**TASK INSTRUCTIONS:** Copy out the material line for line, starting with its first line and going on through the line with "cell-r7c3[interactable] — [157, 460, 233, 536]", both ends included and nothing after it.

[Start of DATA RECORDS]

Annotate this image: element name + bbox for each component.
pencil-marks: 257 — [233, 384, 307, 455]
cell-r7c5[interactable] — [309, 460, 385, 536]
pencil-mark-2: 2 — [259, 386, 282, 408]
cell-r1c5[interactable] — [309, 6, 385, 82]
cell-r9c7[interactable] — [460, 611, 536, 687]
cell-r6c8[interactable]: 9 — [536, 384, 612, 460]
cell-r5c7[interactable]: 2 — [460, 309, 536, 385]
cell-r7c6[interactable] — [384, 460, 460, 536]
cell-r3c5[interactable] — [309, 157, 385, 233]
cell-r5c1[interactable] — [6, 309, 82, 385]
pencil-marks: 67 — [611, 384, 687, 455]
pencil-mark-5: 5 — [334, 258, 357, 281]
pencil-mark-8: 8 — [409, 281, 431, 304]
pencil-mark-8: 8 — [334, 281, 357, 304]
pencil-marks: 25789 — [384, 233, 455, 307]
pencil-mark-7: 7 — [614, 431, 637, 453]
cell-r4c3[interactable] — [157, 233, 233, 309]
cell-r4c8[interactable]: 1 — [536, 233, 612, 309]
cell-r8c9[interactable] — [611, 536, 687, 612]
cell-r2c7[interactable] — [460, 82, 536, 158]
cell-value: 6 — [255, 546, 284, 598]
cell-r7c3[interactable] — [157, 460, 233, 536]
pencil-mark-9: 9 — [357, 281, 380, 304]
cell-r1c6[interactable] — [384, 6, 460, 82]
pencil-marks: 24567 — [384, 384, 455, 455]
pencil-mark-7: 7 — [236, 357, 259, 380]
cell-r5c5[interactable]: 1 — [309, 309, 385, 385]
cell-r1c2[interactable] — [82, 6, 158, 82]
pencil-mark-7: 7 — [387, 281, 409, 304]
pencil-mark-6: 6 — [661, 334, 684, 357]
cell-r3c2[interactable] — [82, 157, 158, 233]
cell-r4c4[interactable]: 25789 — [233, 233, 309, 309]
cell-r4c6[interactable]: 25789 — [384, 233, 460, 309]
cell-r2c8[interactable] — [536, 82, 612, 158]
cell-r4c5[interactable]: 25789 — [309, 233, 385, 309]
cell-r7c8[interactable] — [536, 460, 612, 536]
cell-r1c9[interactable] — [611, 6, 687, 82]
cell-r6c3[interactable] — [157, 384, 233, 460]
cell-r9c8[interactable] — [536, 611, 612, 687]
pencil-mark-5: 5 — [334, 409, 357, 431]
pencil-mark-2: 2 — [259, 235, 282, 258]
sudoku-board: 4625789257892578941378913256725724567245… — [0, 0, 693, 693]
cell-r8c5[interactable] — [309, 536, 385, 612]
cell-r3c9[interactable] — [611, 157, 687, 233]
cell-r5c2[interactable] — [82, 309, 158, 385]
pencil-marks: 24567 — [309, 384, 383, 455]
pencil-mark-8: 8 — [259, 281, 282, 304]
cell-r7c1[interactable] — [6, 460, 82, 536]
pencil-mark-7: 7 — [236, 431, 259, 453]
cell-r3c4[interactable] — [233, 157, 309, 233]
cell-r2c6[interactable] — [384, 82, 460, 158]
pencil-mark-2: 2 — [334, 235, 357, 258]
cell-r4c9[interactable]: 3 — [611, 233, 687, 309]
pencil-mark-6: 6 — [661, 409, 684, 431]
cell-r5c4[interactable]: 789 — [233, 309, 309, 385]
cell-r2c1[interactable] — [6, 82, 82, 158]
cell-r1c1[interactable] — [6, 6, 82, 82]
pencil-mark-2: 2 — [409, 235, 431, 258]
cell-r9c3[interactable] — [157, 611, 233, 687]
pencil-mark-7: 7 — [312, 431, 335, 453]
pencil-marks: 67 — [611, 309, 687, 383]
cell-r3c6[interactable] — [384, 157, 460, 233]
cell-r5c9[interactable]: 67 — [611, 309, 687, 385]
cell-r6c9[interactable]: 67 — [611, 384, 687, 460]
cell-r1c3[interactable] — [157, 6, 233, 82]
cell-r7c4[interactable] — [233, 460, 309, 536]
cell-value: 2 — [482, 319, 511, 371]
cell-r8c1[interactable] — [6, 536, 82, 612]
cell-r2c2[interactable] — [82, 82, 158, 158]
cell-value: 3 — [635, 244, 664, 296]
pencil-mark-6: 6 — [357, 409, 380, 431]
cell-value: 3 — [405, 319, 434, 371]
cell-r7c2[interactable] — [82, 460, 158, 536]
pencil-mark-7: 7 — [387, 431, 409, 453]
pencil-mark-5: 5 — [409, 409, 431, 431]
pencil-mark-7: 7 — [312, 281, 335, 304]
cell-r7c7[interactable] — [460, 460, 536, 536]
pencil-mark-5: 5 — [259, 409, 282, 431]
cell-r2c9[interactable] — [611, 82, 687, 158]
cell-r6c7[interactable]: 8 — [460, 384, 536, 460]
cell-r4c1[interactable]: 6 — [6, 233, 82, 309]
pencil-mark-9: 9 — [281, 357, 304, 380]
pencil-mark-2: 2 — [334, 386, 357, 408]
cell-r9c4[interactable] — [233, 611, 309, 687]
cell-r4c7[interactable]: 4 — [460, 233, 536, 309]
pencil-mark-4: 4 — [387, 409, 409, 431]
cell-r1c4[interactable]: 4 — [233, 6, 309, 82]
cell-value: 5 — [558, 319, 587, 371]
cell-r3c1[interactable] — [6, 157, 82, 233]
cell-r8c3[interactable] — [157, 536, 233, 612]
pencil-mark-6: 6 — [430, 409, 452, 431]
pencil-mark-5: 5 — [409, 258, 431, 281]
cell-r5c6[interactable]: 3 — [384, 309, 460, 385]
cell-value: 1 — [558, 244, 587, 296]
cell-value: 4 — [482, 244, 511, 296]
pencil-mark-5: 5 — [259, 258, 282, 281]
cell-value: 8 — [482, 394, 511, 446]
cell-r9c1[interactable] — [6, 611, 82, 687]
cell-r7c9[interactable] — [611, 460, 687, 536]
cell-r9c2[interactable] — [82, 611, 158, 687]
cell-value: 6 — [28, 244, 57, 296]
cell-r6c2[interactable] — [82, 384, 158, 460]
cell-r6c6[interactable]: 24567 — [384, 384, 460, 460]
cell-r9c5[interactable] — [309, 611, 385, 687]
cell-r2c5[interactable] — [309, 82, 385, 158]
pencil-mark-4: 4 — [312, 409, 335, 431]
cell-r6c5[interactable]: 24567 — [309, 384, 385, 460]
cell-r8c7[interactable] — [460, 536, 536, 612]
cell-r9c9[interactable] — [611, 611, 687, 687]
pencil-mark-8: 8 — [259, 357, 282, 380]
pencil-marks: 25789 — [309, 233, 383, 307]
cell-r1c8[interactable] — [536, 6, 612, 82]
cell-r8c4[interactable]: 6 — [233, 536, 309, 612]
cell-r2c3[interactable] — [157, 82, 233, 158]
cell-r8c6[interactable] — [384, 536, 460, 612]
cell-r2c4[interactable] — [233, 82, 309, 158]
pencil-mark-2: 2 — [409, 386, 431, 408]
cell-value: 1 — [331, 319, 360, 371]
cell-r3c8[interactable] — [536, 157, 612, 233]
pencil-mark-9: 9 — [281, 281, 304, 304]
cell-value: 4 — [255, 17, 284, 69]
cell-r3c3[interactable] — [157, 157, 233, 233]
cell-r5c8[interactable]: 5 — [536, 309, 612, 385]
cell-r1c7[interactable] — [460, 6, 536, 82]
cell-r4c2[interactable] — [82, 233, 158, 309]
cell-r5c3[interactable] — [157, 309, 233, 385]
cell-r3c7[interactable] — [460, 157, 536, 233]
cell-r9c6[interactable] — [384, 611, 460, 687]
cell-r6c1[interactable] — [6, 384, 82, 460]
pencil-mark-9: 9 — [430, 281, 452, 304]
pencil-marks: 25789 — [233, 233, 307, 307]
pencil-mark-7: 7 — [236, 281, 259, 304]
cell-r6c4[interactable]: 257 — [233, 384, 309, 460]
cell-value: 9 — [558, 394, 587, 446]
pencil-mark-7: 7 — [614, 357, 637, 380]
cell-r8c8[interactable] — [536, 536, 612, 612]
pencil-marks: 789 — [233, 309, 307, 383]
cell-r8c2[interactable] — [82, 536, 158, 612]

[End of DATA RECORDS]

**OUTPUT FOR THIS TASK:**
Annotate this image: element name + bbox for each component.
pencil-marks: 257 — [233, 384, 307, 455]
cell-r7c5[interactable] — [309, 460, 385, 536]
pencil-mark-2: 2 — [259, 386, 282, 408]
cell-r1c5[interactable] — [309, 6, 385, 82]
cell-r9c7[interactable] — [460, 611, 536, 687]
cell-r6c8[interactable]: 9 — [536, 384, 612, 460]
cell-r5c7[interactable]: 2 — [460, 309, 536, 385]
cell-r7c6[interactable] — [384, 460, 460, 536]
cell-r3c5[interactable] — [309, 157, 385, 233]
cell-r5c1[interactable] — [6, 309, 82, 385]
pencil-marks: 67 — [611, 384, 687, 455]
pencil-mark-5: 5 — [334, 258, 357, 281]
pencil-mark-8: 8 — [409, 281, 431, 304]
pencil-mark-8: 8 — [334, 281, 357, 304]
pencil-marks: 25789 — [384, 233, 455, 307]
pencil-mark-7: 7 — [614, 431, 637, 453]
cell-r4c3[interactable] — [157, 233, 233, 309]
cell-r4c8[interactable]: 1 — [536, 233, 612, 309]
cell-r8c9[interactable] — [611, 536, 687, 612]
cell-r2c7[interactable] — [460, 82, 536, 158]
cell-value: 6 — [255, 546, 284, 598]
cell-r7c3[interactable] — [157, 460, 233, 536]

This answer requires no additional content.